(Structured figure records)

"""

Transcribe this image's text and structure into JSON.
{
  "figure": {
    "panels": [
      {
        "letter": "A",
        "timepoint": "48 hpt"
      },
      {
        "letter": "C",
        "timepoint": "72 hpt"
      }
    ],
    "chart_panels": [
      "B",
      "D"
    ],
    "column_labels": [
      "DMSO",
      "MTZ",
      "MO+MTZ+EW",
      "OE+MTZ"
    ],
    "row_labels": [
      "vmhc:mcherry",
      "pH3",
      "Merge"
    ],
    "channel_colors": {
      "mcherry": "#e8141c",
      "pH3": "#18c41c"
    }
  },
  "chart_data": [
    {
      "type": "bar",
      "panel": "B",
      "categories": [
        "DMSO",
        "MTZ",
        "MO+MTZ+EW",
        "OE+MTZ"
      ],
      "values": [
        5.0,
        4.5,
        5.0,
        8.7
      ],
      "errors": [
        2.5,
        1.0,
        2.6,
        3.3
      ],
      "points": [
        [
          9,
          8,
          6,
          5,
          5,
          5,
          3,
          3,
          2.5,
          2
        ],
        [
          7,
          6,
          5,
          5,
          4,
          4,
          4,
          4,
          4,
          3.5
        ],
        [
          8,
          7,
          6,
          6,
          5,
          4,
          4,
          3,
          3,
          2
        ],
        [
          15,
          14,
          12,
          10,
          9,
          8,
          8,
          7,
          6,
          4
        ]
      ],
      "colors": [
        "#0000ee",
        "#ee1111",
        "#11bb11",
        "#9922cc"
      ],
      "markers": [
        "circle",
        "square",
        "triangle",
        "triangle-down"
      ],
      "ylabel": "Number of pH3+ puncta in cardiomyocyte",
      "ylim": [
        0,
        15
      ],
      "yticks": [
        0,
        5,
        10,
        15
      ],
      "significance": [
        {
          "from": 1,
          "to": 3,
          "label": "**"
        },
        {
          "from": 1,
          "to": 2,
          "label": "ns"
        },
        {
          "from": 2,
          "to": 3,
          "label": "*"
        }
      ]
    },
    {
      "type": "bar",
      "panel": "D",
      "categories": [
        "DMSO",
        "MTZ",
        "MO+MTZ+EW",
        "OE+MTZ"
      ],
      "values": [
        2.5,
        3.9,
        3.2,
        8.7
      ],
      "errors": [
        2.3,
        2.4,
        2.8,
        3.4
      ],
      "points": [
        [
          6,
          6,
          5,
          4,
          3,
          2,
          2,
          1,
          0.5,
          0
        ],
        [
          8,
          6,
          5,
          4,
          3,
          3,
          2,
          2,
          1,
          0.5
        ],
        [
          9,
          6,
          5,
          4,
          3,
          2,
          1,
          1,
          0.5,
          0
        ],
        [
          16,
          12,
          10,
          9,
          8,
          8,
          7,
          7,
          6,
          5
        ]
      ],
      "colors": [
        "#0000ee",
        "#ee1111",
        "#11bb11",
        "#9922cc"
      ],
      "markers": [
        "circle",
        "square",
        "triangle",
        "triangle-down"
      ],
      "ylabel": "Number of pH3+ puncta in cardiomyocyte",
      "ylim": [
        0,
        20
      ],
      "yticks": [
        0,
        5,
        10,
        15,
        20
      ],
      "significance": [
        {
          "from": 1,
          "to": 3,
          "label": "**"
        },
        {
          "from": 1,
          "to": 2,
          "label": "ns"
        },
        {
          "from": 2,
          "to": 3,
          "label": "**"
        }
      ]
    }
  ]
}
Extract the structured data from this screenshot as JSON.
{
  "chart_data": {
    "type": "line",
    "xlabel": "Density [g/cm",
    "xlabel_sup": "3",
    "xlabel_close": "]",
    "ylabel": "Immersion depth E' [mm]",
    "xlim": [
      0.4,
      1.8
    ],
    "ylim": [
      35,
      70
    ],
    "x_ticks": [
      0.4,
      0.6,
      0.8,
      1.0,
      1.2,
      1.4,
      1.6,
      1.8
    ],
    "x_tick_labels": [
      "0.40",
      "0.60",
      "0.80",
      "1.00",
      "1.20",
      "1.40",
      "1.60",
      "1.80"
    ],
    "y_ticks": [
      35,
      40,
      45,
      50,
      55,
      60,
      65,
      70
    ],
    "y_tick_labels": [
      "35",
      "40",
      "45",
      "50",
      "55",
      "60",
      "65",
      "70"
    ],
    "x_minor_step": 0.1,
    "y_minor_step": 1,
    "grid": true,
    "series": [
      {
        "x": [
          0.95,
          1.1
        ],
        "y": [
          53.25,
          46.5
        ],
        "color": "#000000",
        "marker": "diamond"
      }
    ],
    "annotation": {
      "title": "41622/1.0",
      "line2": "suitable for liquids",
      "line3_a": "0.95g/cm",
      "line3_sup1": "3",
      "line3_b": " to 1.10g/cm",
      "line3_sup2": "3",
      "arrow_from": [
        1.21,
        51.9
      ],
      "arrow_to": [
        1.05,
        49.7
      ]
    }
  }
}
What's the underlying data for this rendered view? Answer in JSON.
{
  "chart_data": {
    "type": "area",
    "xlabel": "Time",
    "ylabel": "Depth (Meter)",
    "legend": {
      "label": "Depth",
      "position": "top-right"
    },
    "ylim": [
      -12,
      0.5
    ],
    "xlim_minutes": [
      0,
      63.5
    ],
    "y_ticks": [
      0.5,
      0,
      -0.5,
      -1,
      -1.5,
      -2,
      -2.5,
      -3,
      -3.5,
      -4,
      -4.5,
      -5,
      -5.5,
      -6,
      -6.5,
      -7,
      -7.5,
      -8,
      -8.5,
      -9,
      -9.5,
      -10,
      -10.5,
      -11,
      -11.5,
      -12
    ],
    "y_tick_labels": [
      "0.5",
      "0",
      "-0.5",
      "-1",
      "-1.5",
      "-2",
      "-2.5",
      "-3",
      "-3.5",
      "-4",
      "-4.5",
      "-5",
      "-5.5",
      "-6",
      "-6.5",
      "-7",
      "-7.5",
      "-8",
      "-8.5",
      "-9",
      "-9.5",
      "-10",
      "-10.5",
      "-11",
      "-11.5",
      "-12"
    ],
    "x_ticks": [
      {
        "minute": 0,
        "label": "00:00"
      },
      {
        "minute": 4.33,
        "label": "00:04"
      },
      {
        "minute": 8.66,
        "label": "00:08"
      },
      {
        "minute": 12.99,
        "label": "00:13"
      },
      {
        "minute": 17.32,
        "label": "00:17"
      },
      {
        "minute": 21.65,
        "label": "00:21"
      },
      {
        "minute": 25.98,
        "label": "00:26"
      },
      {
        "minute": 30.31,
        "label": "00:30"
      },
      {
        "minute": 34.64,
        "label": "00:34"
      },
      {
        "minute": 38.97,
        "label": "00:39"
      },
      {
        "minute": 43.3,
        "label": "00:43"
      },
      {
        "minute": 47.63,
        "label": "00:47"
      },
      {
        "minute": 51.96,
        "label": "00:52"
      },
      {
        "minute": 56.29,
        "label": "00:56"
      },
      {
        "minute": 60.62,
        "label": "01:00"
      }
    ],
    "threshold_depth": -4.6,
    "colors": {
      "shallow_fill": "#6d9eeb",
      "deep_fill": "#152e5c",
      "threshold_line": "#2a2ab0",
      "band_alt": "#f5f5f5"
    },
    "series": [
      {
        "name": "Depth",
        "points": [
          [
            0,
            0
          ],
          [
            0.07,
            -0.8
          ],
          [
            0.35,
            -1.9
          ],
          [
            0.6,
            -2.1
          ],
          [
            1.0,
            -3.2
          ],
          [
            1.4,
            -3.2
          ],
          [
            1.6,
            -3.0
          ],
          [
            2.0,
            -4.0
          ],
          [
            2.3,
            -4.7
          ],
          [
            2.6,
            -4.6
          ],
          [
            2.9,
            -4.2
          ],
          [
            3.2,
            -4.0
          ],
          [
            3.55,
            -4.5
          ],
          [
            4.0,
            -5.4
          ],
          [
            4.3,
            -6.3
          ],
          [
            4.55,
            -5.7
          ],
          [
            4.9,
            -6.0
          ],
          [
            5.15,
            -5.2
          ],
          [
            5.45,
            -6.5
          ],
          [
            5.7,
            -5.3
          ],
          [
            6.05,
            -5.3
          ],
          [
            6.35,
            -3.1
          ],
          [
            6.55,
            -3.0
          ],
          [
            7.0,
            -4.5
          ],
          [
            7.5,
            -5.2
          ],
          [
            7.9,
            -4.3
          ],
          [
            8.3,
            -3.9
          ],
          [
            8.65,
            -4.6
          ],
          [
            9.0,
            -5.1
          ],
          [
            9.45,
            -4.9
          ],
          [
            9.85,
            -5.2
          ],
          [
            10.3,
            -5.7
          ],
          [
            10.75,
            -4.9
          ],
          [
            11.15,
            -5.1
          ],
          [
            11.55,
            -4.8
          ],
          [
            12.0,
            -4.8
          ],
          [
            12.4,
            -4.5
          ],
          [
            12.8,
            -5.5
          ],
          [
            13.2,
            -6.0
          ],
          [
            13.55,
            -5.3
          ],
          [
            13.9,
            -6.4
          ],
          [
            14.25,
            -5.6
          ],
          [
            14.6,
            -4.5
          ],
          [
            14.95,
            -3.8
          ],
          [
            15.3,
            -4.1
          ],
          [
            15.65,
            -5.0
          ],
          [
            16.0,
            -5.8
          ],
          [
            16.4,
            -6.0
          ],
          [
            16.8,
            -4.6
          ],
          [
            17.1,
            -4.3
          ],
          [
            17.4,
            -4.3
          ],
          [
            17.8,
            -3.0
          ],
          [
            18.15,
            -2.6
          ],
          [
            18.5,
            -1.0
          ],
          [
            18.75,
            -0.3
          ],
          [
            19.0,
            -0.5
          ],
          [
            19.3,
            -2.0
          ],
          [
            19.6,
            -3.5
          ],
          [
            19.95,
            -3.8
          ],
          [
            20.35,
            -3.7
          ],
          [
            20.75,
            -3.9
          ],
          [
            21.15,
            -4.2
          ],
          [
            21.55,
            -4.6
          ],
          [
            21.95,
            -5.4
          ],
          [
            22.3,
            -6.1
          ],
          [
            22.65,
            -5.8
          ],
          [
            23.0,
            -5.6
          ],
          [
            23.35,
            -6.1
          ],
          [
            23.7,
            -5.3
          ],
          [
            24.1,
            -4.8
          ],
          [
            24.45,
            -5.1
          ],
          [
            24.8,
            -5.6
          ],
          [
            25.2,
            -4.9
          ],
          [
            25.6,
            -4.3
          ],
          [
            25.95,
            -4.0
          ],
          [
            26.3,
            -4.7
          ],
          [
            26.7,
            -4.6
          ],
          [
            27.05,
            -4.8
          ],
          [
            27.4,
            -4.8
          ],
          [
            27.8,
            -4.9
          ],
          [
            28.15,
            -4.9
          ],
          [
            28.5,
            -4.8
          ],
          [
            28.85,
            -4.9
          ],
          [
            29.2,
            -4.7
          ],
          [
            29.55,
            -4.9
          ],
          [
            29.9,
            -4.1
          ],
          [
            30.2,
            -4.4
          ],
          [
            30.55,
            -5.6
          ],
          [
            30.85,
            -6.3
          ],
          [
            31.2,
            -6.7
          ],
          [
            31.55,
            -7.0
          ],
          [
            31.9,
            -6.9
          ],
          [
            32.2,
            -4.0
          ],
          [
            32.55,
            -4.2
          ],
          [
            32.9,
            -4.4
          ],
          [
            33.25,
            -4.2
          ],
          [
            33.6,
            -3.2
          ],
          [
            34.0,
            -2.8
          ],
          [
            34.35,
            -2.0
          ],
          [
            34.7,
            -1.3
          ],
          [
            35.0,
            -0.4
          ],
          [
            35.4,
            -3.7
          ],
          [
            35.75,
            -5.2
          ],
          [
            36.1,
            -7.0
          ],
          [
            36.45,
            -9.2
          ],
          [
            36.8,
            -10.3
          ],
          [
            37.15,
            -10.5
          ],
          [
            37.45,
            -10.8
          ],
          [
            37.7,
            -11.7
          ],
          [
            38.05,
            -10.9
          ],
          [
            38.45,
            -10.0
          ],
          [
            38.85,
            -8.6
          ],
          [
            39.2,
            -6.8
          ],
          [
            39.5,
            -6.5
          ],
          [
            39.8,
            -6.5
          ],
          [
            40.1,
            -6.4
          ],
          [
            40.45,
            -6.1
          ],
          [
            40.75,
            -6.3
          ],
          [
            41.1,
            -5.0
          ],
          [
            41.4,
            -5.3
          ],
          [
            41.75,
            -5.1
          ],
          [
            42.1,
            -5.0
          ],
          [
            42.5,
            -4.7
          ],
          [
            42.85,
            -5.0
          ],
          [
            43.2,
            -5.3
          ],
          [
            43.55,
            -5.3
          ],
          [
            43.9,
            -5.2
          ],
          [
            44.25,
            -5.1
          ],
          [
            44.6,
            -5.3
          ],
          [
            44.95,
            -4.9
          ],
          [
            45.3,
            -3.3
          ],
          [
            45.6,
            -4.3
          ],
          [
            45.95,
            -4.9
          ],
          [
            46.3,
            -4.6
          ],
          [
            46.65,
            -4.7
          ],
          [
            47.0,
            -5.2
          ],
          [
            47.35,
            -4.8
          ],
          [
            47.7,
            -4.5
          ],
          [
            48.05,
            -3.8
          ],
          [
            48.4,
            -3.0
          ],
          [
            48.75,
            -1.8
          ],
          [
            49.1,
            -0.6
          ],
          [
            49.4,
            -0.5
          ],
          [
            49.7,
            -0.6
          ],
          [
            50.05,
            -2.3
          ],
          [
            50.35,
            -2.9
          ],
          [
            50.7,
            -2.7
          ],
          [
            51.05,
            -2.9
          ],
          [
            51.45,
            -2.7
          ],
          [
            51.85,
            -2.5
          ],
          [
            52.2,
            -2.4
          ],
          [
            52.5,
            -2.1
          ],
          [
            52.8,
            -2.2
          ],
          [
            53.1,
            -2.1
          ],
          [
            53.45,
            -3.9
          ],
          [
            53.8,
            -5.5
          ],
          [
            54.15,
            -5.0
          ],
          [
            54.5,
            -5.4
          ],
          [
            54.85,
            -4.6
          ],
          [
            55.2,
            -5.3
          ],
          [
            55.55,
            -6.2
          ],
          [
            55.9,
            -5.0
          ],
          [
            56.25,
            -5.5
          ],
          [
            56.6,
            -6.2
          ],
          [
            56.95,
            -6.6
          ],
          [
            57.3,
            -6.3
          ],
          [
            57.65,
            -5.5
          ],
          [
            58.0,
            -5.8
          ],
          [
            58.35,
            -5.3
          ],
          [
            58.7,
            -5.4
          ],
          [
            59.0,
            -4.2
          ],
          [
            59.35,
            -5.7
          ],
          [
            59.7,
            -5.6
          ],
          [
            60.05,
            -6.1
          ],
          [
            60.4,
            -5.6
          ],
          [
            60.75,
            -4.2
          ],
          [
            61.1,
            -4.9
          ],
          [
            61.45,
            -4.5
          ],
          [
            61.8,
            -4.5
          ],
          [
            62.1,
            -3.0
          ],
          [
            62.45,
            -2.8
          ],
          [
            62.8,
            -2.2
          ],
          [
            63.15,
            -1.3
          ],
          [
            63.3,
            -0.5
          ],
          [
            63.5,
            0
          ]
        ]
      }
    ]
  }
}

"""

▶ Given problem
Wherever a line in the data above holds "type", copy that line.

▶ Reply
      "type": "bar",
      "type": "bar",
    "type": "line",
    "type": "area",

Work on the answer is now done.